* **GOAL**: Copy out every line of the records where the string "capacidad" occurs.
>> begin DATA ENTRIES
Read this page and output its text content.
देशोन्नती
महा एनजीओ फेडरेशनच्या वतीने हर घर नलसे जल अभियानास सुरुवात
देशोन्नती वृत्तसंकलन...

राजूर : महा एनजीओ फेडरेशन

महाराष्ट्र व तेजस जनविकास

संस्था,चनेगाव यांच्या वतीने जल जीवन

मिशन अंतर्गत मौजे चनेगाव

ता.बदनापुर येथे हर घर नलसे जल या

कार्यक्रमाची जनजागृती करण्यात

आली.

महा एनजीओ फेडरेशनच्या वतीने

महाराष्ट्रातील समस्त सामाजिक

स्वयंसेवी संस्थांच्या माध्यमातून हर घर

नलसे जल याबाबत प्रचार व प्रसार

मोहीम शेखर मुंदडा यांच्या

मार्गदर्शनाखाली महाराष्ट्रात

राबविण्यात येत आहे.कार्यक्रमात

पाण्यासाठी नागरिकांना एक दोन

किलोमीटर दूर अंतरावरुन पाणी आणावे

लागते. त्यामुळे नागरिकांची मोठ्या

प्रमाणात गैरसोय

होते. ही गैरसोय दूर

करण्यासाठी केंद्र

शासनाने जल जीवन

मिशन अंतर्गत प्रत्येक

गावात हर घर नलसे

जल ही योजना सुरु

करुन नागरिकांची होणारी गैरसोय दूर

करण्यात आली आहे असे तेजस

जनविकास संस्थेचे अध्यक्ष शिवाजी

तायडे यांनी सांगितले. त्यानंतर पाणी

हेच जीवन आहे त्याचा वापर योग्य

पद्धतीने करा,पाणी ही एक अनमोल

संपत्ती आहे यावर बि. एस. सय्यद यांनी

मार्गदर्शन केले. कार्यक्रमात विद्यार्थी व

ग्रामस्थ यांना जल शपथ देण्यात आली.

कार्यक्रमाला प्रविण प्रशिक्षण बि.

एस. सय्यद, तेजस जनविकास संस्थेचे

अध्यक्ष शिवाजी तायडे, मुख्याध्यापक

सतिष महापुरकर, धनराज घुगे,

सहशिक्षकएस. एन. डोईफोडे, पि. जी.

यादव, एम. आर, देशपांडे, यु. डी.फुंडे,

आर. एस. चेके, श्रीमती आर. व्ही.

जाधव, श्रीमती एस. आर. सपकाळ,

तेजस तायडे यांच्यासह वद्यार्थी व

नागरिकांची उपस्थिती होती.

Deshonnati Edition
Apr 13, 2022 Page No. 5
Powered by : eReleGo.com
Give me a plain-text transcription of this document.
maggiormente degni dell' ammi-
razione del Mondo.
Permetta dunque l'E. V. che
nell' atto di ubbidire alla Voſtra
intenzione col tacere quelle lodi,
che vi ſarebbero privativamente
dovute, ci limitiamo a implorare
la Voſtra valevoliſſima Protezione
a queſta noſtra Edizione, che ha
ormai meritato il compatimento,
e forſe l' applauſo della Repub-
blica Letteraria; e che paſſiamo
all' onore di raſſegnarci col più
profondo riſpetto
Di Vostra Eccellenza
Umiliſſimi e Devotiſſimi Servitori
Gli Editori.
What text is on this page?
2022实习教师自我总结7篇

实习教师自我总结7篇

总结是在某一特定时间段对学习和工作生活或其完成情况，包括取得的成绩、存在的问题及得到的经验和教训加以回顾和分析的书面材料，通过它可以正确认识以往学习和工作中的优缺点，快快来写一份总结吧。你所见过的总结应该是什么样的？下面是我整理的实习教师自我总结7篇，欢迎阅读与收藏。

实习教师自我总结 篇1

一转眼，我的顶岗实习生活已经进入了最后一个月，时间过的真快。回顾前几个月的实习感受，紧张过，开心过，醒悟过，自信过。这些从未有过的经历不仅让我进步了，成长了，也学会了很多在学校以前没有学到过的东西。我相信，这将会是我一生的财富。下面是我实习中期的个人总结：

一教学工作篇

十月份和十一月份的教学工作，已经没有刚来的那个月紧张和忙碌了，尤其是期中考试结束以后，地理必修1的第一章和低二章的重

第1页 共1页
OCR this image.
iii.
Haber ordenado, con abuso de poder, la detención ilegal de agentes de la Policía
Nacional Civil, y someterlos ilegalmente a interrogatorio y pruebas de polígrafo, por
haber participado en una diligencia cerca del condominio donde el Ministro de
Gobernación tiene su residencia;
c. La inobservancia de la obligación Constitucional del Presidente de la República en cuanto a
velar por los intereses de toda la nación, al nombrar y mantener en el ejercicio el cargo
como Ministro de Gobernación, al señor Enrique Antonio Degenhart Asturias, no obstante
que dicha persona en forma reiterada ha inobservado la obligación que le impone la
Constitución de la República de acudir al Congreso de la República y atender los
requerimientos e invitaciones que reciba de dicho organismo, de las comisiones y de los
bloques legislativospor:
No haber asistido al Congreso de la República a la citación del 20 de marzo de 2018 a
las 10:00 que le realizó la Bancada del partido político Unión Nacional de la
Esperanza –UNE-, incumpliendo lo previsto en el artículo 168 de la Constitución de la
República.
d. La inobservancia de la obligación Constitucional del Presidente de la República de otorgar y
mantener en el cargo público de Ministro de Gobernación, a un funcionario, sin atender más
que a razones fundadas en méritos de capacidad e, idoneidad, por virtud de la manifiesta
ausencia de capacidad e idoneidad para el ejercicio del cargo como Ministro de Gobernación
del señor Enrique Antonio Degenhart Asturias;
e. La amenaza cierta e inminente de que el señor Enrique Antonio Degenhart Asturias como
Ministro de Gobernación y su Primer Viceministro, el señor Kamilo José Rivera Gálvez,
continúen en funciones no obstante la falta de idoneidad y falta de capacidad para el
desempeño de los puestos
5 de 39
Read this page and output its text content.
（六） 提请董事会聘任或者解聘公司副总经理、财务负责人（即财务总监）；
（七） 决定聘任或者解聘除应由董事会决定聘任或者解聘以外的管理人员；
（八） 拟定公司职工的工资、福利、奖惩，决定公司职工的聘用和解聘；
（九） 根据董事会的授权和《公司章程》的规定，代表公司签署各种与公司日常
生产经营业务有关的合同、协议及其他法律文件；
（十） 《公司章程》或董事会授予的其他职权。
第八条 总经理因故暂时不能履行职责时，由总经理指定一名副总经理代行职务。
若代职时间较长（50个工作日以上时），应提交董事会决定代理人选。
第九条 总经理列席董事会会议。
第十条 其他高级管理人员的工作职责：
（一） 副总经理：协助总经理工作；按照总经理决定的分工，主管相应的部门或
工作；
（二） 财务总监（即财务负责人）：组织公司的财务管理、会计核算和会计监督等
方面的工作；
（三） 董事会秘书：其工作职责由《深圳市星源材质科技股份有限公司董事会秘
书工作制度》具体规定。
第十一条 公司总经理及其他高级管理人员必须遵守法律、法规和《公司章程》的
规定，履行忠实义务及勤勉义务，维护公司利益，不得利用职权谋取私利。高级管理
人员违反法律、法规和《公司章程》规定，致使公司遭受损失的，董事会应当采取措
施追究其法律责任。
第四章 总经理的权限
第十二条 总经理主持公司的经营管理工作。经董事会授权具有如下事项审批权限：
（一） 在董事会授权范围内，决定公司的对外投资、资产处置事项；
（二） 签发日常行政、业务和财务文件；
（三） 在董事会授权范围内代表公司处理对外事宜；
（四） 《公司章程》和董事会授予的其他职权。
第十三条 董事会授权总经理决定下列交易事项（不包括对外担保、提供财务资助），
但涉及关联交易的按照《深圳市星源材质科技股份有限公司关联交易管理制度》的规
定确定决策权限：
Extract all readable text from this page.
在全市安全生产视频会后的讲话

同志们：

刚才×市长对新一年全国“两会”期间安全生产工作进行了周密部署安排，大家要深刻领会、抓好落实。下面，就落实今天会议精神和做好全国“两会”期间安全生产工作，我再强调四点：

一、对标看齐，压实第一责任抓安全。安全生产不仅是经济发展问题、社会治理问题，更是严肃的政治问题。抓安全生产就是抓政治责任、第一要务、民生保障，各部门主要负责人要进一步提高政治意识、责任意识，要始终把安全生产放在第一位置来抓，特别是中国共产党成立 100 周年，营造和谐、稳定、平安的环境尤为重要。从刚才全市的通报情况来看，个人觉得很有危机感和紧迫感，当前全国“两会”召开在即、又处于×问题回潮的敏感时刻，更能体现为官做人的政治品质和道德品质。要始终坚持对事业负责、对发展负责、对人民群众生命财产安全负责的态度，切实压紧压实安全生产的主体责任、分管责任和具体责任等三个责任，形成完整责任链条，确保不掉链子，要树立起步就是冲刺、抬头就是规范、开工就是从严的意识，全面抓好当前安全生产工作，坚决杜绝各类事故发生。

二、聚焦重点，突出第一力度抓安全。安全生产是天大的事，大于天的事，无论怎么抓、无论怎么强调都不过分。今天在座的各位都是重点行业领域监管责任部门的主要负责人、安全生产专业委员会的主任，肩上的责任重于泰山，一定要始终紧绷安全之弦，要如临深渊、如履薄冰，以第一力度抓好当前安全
>> end DATA ENTRIES
* **WRITTEN ANSWER**:
que a razones fundadas en méritos de capacidad e, idoneidad, por virtud de la manifiesta
ausencia de capacidad e idoneidad para el ejercicio del cargo como Ministro de Gobernación
continúen en funciones no obstante la falta de idoneidad y falta de capacidad para el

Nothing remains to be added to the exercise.